═════ PASSAGE ═════

Decoupled Reasoning with Implicit Fact Tokens (DRIFT): A Dual-Model Framework for Efficient Long-Context Inference
Wenxuan Xie, Yujia Wang, Xin Tan, Chaochao Lu, Xia Hu, Xuhong Wang
TL;DR
DRIFT tackles the challenge of incorporating extensive knowledge into LLMs by decoupling knowledge extraction from reasoning. A lightweight knowledge model compresses document chunks into query-aware implicit fact tokens, which are projected into a larger reasoning model's embedding space to enable efficient long-context inference. The approach introduces bucketed compression and a staged training regime (LFRP, QAFT dynamic compression, QA) to align latent facts with downstream reasoning, achieving strong gains over compression baselines and demonstrating robustness across model sizes. Empirical results on diverse long-context benchmarks show DRIFT improves accuracy and latency, illustrating the practical impact of decoupled, latent-context reasoning. The work also provides data and code, and points to future RL-based enhancements and interpretability improvements for latent tokens.
Abstract
The integration of extensive, dynamic knowledge into Large Language Models (LLMs) remains a significant challenge due to the inherent entanglement of factual data and reasoning patterns. Existing solutions, ranging from non-parametric Retrieval-Augmented Generation (RAG) to parametric knowledge editing, are often constrained in practice by finite context windows, retriever noise, or the risk of catastrophic forgetting. In this paper, we propose DRIFT, a novel dual-model architecture designed to explicitly decouple knowledge extraction from the reasoning process. Unlike static prompt compression, DRIFT employs a lightweight knowledge model to dynamically compress document chunks into implicit fact tokens conditioned on the query. These dense representations are projected into the reasoning model's embedding space, replacing raw, redundant text while maintaining inference accuracy. Extensive experiments show that DRIFT significantly improves performance on long-context tasks, outperforming strong baselines among comparably sized models. Our approach provides a scalable and efficient paradigm for extending the effective context window and reasoning capabilities of LLMs. Our code is available at https://github.com/Lancelot-Xie/DRIFT.

═════

**YOUR ASSIGNMENT**
Reproduce the DRIFT paper summary above word for word, from the title through the final sentence of the abstract.

═════ EXCERPTED DATA ═════

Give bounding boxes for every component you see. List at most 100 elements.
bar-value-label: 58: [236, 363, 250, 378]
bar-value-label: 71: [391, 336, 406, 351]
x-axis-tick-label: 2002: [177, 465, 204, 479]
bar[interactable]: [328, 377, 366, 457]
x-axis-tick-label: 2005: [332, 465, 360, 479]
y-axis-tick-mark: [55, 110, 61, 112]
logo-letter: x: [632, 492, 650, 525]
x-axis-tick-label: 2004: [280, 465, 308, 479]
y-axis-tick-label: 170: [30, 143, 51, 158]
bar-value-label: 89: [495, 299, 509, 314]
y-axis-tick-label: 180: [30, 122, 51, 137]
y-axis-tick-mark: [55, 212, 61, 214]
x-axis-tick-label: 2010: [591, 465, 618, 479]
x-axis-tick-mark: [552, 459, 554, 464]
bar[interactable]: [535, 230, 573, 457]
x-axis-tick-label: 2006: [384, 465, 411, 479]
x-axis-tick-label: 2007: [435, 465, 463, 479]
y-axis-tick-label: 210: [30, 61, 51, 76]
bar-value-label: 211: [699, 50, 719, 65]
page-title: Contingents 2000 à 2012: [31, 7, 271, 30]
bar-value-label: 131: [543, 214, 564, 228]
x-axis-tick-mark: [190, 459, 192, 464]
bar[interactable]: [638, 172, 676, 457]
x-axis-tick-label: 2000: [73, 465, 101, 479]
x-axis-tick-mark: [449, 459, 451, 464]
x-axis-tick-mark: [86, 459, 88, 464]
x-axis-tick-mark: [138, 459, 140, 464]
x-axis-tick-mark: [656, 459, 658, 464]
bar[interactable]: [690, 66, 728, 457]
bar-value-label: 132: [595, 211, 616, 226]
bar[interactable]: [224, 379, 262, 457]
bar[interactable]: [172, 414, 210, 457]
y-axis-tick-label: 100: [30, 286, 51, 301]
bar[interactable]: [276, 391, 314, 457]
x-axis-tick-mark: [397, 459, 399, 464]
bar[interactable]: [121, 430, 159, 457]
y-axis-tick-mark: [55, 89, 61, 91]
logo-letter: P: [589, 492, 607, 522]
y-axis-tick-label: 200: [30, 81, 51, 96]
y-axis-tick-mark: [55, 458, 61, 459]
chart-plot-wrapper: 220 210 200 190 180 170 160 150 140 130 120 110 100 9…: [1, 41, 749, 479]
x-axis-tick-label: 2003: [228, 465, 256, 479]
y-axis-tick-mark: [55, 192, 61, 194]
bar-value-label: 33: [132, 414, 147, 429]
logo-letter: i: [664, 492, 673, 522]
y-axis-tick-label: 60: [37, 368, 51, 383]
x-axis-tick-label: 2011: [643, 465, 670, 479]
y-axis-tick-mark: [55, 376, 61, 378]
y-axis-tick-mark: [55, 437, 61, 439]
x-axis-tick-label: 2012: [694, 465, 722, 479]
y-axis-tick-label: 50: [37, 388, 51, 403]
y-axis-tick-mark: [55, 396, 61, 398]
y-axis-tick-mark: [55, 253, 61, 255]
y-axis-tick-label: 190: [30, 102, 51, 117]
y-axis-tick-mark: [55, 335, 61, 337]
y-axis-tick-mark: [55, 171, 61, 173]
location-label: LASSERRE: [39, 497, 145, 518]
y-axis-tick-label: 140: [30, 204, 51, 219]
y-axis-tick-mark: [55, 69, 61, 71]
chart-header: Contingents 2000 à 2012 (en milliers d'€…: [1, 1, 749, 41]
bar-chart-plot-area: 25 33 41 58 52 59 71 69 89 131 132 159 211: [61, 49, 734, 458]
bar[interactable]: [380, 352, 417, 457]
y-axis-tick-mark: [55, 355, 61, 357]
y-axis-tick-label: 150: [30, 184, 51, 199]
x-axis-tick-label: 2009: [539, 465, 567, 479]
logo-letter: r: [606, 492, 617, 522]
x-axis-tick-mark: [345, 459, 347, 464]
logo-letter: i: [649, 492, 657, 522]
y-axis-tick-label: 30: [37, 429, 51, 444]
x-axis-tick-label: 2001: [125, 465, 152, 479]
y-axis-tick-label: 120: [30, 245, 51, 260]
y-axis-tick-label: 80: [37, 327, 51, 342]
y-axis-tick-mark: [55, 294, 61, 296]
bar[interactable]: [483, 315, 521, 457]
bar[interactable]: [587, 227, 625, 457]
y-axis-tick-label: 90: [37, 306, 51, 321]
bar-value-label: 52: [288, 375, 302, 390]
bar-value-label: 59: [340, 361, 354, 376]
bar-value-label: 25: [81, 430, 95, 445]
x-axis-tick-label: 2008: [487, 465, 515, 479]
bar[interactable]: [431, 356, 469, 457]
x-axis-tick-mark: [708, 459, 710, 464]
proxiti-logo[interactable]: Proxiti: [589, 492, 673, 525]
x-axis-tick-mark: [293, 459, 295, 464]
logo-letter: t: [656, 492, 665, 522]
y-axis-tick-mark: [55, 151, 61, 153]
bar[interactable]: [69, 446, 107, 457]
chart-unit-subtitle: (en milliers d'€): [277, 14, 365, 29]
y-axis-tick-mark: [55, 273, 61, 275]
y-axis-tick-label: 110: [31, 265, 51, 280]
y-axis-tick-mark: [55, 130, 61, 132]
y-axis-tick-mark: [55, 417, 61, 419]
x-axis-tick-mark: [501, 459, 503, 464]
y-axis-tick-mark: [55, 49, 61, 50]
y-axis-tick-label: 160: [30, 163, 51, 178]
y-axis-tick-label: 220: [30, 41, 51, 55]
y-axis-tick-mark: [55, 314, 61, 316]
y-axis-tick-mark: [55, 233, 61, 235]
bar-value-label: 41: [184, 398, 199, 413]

═════

**TASK RESPONSE**
Decoupled Reasoning with Implicit Fact Tokens (DRIFT): A Dual-Model Framework for Efficient Long-Context Inference
Wenxuan Xie, Yujia Wang, Xin Tan, Chaochao Lu, Xia Hu, Xuhong Wang
TL;DR
DRIFT tackles the challenge of incorporating extensive knowledge into LLMs by decoupling knowledge extraction from reasoning. A lightweight knowledge model compresses document chunks into query-aware implicit fact tokens, which are projected into a larger reasoning model's embedding space to enable efficient long-context inference. The approach introduces bucketed compression and a staged training regime (LFRP, QAFT dynamic compression, QA) to align latent facts with downstream reasoning, achieving strong gains over compression baselines and demonstrating robustness across model sizes. Empirical results on diverse long-context benchmarks show DRIFT improves accuracy and latency, illustrating the practical impact of decoupled, latent-context reasoning. The work also provides data and code, and points to future RL-based enhancements and interpretability improvements for latent tokens.
Abstract
The integration of extensive, dynamic knowledge into Large Language Models (LLMs) remains a significant challenge due to the inherent entanglement of factual data and reasoning patterns. Existing solutions, ranging from non-parametric Retrieval-Augmented Generation (RAG) to parametric knowledge editing, are often constrained in practice by finite context windows, retriever noise, or the risk of catastrophic forgetting. In this paper, we propose DRIFT, a novel dual-model architecture designed to explicitly decouple knowledge extraction from the reasoning process. Unlike static prompt compression, DRIFT employs a lightweight knowledge model to dynamically compress document chunks into implicit fact tokens conditioned on the query. These dense representations are projected into the reasoning model's embedding space, replacing raw, redundant text while maintaining inference accuracy. Extensive experiments show that DRIFT significantly improves performance on long-context tasks, outperforming strong baselines among comparably sized models. Our approach provides a scalable and efficient paradigm for extending the effective context window and reasoning capabilities of LLMs. Our code is available at https://github.com/Lancelot-Xie/DRIFT.